Written tasks:
1 > In the std::allocator question, rewrite the paragraph beginning "As far as I know, std::allocator" more briefly, keeping its main facts.
2 > Write what comes next in the std::allocator question, picking up after its final line.

Can I use an allocator object to free memory allocated by another allocator?

Question

As far as I know, std::allocator is introduced by the library to allocate uninitialized unconstructed blocks of memory. So:

std::allocator<int> a;
auto ptr = a.allocate(100);
auto e = ptr;
while (e != ptr + 5)
    a.construct(e++, 0);

for (auto tmp = ptr; tmp != e; )
    std::cout << *tmp++ << ", ";
std::cout << std::endl;

std::allocator<int> a2;
std::allocator<int> a3 = a;

for (auto tmp = ptr; tmp != e; )
    a.destroy(tmp++);

//for (auto tmp = ptr; tmp != e; )
//  a2.destroy(tmp++); // is it UB using a2 here to destroy elements?

//for (auto tmp = ptr; tmp != e; )
//  a3.destroy(tmp++); // is it UB also?

a.deallocate(ptr, 100); // ok
//a2.deallocate(ptr, 100); // UB or OK?
//a3.deallocate(ptr, 100); // UB or ok?

Data provided:
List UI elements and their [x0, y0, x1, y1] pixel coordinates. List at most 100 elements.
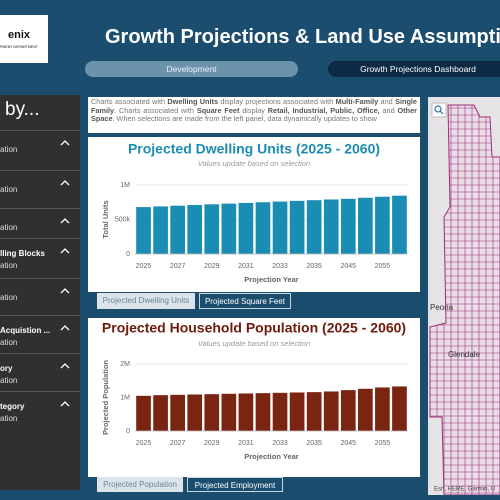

Responses:
1 > The asker understands that the library provides std::allocator for allocating uninitialized, unconstructed blocks of memory.

2 >
• What I am not sure about is whether using another allocator a2 , a3 objects (one of them) to free (deallocate) memory allocated by a is Undefined Behavior?

• If it is OK why classes like std::vector has an allocator object and not just create a temporary one to alloc/dealloc memory?

Please clarify the questions above.

Answer 1

My reading of the standard says this is undefined behavior, unless the allocators compare equal. Table 34: Cpp17Allocator requirements [tab:cpp17.allocator] states for

a.deallocate(p,n)

that

Requires: p shall be a value returned by an earlier call to allocate that has not been invalidated by an intervening call to deallocate . n shall match the value passed to allocate to obtain this memory.

Where a is an lvalue of the allocator type. Since allocate is a member function I interpret the use of allocate in the quoted text to mean a.allocate which would mean you need the same or equal object to deallocate what was allocated.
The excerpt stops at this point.